▶ [Instructions to follow]:
Of the lines in the listing, how many include the string "减振器性能减弱"? Write the number and nothing else.

▶ [Data supplied]:
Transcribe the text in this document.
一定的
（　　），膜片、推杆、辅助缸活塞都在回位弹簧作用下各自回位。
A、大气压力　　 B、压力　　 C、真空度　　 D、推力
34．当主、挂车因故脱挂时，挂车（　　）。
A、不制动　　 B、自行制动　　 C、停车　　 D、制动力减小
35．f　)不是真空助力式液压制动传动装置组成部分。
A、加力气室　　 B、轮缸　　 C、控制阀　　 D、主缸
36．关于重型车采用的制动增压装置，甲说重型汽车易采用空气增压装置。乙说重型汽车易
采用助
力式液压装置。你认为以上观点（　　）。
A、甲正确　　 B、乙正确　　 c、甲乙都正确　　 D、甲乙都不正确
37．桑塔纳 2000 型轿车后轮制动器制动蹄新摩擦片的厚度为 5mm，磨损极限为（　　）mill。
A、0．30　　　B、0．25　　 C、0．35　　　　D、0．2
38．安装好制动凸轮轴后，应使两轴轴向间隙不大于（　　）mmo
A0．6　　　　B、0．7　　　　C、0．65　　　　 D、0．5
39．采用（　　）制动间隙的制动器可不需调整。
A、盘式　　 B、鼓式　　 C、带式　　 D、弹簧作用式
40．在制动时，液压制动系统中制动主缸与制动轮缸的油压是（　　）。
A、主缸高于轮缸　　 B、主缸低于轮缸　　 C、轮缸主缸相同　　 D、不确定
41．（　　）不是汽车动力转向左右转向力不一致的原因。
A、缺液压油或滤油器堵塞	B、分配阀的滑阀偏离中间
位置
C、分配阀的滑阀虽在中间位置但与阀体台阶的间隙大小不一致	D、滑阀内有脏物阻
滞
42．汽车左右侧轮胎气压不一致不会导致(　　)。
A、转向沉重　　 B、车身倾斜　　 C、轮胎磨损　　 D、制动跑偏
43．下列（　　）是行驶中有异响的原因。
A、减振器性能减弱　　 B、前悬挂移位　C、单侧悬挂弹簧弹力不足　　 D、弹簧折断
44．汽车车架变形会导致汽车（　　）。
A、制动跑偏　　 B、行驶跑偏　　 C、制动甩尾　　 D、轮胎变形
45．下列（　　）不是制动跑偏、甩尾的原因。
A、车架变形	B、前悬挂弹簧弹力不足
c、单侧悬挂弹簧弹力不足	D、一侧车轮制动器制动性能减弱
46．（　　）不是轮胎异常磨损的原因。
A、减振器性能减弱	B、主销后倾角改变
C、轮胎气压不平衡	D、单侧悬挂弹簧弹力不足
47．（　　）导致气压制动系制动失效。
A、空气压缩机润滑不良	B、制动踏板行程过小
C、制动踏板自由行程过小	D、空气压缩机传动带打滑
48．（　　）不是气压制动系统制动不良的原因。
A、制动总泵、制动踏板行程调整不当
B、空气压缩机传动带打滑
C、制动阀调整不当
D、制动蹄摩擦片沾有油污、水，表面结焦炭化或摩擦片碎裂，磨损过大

▶ [Solution to this task]:
2